> [Task to complete] Restate the whole listing exactly.

> [Records for processing]
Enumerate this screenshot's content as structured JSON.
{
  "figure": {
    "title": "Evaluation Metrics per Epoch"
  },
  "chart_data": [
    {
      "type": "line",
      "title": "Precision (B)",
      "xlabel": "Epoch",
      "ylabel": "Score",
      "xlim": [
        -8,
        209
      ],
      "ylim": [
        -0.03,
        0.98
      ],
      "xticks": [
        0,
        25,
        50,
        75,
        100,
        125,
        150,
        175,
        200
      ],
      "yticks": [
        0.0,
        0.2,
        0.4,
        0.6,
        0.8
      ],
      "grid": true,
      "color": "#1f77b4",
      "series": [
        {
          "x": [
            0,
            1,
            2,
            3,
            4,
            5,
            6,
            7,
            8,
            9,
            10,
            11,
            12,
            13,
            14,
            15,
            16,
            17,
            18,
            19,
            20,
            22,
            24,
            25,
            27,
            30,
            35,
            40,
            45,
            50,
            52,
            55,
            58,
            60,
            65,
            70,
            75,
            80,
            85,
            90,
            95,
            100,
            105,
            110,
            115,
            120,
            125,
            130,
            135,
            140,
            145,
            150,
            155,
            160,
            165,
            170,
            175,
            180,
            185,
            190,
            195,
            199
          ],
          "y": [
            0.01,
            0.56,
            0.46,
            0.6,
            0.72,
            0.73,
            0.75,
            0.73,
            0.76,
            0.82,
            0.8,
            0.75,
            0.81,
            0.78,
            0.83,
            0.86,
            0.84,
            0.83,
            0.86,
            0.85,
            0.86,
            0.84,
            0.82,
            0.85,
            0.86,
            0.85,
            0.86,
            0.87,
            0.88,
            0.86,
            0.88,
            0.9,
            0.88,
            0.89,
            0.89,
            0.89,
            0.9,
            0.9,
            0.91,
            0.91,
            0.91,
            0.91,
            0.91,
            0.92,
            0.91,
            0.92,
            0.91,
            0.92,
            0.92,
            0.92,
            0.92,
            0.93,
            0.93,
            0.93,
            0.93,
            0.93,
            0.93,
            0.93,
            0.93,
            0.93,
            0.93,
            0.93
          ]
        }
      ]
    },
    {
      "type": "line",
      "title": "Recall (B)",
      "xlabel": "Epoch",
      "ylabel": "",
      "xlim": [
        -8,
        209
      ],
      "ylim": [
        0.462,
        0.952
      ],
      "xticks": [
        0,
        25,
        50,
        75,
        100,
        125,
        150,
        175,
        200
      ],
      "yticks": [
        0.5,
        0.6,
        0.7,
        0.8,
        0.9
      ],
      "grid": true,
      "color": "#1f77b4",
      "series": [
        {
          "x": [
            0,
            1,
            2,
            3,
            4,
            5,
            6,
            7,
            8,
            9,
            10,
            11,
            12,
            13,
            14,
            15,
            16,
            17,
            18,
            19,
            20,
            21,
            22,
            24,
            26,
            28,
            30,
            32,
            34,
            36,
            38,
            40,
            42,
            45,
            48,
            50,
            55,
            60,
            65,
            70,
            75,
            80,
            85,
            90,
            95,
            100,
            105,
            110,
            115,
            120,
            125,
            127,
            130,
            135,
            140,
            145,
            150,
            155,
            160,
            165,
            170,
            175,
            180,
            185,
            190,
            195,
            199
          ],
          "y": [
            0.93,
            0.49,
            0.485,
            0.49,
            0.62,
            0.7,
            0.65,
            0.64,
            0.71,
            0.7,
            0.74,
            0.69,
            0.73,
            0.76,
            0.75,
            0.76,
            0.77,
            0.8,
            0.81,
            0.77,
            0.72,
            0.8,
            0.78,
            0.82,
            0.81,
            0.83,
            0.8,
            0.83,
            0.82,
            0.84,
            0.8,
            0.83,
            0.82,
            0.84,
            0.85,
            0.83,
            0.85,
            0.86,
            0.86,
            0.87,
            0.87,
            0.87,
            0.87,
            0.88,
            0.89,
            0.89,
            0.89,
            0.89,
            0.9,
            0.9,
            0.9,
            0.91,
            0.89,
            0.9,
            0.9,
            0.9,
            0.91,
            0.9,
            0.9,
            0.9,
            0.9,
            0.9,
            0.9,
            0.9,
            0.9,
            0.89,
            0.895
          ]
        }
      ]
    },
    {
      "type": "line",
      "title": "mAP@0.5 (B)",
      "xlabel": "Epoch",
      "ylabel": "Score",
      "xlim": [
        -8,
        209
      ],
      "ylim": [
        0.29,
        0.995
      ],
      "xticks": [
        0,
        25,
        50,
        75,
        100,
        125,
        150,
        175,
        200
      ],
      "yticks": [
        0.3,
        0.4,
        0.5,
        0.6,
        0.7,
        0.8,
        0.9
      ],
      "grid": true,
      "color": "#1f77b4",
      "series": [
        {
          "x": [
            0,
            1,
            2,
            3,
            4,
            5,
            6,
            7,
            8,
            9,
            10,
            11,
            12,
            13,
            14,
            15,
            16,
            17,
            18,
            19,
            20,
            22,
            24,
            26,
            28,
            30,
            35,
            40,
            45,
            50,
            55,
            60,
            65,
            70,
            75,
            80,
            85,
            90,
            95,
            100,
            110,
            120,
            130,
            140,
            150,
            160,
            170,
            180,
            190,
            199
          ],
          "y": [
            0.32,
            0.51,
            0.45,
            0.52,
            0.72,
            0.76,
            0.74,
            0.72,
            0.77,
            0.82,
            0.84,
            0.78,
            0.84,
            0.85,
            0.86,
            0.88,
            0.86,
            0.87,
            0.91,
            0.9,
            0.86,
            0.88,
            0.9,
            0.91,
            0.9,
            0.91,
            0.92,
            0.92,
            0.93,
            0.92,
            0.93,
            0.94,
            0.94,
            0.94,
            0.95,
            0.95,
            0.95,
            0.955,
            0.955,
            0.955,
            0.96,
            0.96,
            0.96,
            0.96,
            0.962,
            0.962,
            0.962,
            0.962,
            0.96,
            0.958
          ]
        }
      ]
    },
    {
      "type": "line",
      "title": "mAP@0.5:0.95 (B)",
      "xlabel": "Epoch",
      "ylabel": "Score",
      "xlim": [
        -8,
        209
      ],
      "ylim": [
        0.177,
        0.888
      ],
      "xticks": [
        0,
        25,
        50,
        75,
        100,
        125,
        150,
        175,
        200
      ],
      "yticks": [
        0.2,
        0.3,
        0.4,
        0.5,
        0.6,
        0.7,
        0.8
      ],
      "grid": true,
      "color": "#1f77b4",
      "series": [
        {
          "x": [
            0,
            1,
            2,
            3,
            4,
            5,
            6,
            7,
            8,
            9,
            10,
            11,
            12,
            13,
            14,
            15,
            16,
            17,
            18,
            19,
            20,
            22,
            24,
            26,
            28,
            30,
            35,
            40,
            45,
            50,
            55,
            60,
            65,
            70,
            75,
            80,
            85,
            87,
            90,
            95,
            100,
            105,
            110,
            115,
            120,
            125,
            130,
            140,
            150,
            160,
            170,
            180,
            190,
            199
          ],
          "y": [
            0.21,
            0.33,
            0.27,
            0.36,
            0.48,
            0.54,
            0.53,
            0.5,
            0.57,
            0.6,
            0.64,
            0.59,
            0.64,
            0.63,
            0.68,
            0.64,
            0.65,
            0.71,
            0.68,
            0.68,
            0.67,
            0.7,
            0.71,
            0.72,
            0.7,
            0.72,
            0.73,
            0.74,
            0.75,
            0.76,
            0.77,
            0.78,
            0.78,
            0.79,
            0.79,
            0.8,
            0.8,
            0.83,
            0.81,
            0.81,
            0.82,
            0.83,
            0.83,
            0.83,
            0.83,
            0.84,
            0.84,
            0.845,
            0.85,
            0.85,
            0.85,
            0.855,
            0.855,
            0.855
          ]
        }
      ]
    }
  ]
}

> [Solution to the exercise]
Enumerate this screenshot's content as structured JSON.
{
  "figure": {
    "title": "Evaluation Metrics per Epoch"
  },
  "chart_data": [
    {
      "type": "line",
      "title": "Precision (B)",
      "xlabel": "Epoch",
      "ylabel": "Score",
      "xlim": [
        -8,
        209
      ],
      "ylim": [
        -0.03,
        0.98
      ],
      "xticks": [
        0,
        25,
        50,
        75,
        100,
        125,
        150,
        175,
        200
      ],
      "yticks": [
        0.0,
        0.2,
        0.4,
        0.6,
        0.8
      ],
      "grid": true,
      "color": "#1f77b4",
      "series": [
        {
          "x": [
            0,
            1,
            2,
            3,
            4,
            5,
            6,
            7,
            8,
            9,
            10,
            11,
            12,
            13,
            14,
            15,
            16,
            17,
            18,
            19,
            20,
            22,
            24,
            25,
            27,
            30,
            35,
            40,
            45,
            50,
            52,
            55,
            58,
            60,
            65,
            70,
            75,
            80,
            85,
            90,
            95,
            100,
            105,
            110,
            115,
            120,
            125,
            130,
            135,
            140,
            145,
            150,
            155,
            160,
            165,
            170,
            175,
            180,
            185,
            190,
            195,
            199
          ],
          "y": [
            0.01,
            0.56,
            0.46,
            0.6,
            0.72,
            0.73,
            0.75,
            0.73,
            0.76,
            0.82,
            0.8,
            0.75,
            0.81,
            0.78,
            0.83,
            0.86,
            0.84,
            0.83,
            0.86,
            0.85,
            0.86,
            0.84,
            0.82,
            0.85,
            0.86,
            0.85,
            0.86,
            0.87,
            0.88,
            0.86,
            0.88,
            0.9,
            0.88,
            0.89,
            0.89,
            0.89,
            0.9,
            0.9,
            0.91,
            0.91,
            0.91,
            0.91,
            0.91,
            0.92,
            0.91,
            0.92,
            0.91,
            0.92,
            0.92,
            0.92,
            0.92,
            0.93,
            0.93,
            0.93,
            0.93,
            0.93,
            0.93,
            0.93,
            0.93,
            0.93,
            0.93,
            0.93
          ]
        }
      ]
    },
    {
      "type": "line",
      "title": "Recall (B)",
      "xlabel": "Epoch",
      "ylabel": "",
      "xlim": [
        -8,
        209
      ],
      "ylim": [
        0.462,
        0.952
      ],
      "xticks": [
        0,
        25,
        50,
        75,
        100,
        125,
        150,
        175,
        200
      ],
      "yticks": [
        0.5,
        0.6,
        0.7,
        0.8,
        0.9
      ],
      "grid": true,
      "color": "#1f77b4",
      "series": [
        {
          "x": [
            0,
            1,
            2,
            3,
            4,
            5,
            6,
            7,
            8,
            9,
            10,
            11,
            12,
            13,
            14,
            15,
            16,
            17,
            18,
            19,
            20,
            21,
            22,
            24,
            26,
            28,
            30,
            32,
            34,
            36,
            38,
            40,
            42,
            45,
            48,
            50,
            55,
            60,
            65,
            70,
            75,
            80,
            85,
            90,
            95,
            100,
            105,
            110,
            115,
            120,
            125,
            127,
            130,
            135,
            140,
            145,
            150,
            155,
            160,
            165,
            170,
            175,
            180,
            185,
            190,
            195,
            199
          ],
          "y": [
            0.93,
            0.49,
            0.485,
            0.49,
            0.62,
            0.7,
            0.65,
            0.64,
            0.71,
            0.7,
            0.74,
            0.69,
            0.73,
            0.76,
            0.75,
            0.76,
            0.77,
            0.8,
            0.81,
            0.77,
            0.72,
            0.8,
            0.78,
            0.82,
            0.81,
            0.83,
            0.8,
            0.83,
            0.82,
            0.84,
            0.8,
            0.83,
            0.82,
            0.84,
            0.85,
            0.83,
            0.85,
            0.86,
            0.86,
            0.87,
            0.87,
            0.87,
            0.87,
            0.88,
            0.89,
            0.89,
            0.89,
            0.89,
            0.9,
            0.9,
            0.9,
            0.91,
            0.89,
            0.9,
            0.9,
            0.9,
            0.91,
            0.9,
            0.9,
            0.9,
            0.9,
            0.9,
            0.9,
            0.9,
            0.9,
            0.89,
            0.895
          ]
        }
      ]
    },
    {
      "type": "line",
      "title": "mAP@0.5 (B)",
      "xlabel": "Epoch",
      "ylabel": "Score",
      "xlim": [
        -8,
        209
      ],
      "ylim": [
        0.29,
        0.995
      ],
      "xticks": [
        0,
        25,
        50,
        75,
        100,
        125,
        150,
        175,
        200
      ],
      "yticks": [
        0.3,
        0.4,
        0.5,
        0.6,
        0.7,
        0.8,
        0.9
      ],
      "grid": true,
      "color": "#1f77b4",
      "series": [
        {
          "x": [
            0,
            1,
            2,
            3,
            4,
            5,
            6,
            7,
            8,
            9,
            10,
            11,
            12,
            13,
            14,
            15,
            16,
            17,
            18,
            19,
            20,
            22,
            24,
            26,
            28,
            30,
            35,
            40,
            45,
            50,
            55,
            60,
            65,
            70,
            75,
            80,
            85,
            90,
            95,
            100,
            110,
            120,
            130,
            140,
            150,
            160,
            170,
            180,
            190,
            199
          ],
          "y": [
            0.32,
            0.51,
            0.45,
            0.52,
            0.72,
            0.76,
            0.74,
            0.72,
            0.77,
            0.82,
            0.84,
            0.78,
            0.84,
            0.85,
            0.86,
            0.88,
            0.86,
            0.87,
            0.91,
            0.9,
            0.86,
            0.88,
            0.9,
            0.91,
            0.9,
            0.91,
            0.92,
            0.92,
            0.93,
            0.92,
            0.93,
            0.94,
            0.94,
            0.94,
            0.95,
            0.95,
            0.95,
            0.955,
            0.955,
            0.955,
            0.96,
            0.96,
            0.96,
            0.96,
            0.962,
            0.962,
            0.962,
            0.962,
            0.96,
            0.958
          ]
        }
      ]
    },
    {
      "type": "line",
      "title": "mAP@0.5:0.95 (B)",
      "xlabel": "Epoch",
      "ylabel": "Score",
      "xlim": [
        -8,
        209
      ],
      "ylim": [
        0.177,
        0.888
      ],
      "xticks": [
        0,
        25,
        50,
        75,
        100,
        125,
        150,
        175,
        200
      ],
      "yticks": [
        0.2,
        0.3,
        0.4,
        0.5,
        0.6,
        0.7,
        0.8
      ],
      "grid": true,
      "color": "#1f77b4",
      "series": [
        {
          "x": [
            0,
            1,
            2,
            3,
            4,
            5,
            6,
            7,
            8,
            9,
            10,
            11,
            12,
            13,
            14,
            15,
            16,
            17,
            18,
            19,
            20,
            22,
            24,
            26,
            28,
            30,
            35,
            40,
            45,
            50,
            55,
            60,
            65,
            70,
            75,
            80,
            85,
            87,
            90,
            95,
            100,
            105,
            110,
            115,
            120,
            125,
            130,
            140,
            150,
            160,
            170,
            180,
            190,
            199
          ],
          "y": [
            0.21,
            0.33,
            0.27,
            0.36,
            0.48,
            0.54,
            0.53,
            0.5,
            0.57,
            0.6,
            0.64,
            0.59,
            0.64,
            0.63,
            0.68,
            0.64,
            0.65,
            0.71,
            0.68,
            0.68,
            0.67,
            0.7,
            0.71,
            0.72,
            0.7,
            0.72,
            0.73,
            0.74,
            0.75,
            0.76,
            0.77,
            0.78,
            0.78,
            0.79,
            0.79,
            0.8,
            0.8,
            0.83,
            0.81,
            0.81,
            0.82,
            0.83,
            0.83,
            0.83,
            0.83,
            0.84,
            0.84,
            0.845,
            0.85,
            0.85,
            0.85,
            0.855,
            0.855,
            0.855
          ]
        }
      ]
    }
  ]
}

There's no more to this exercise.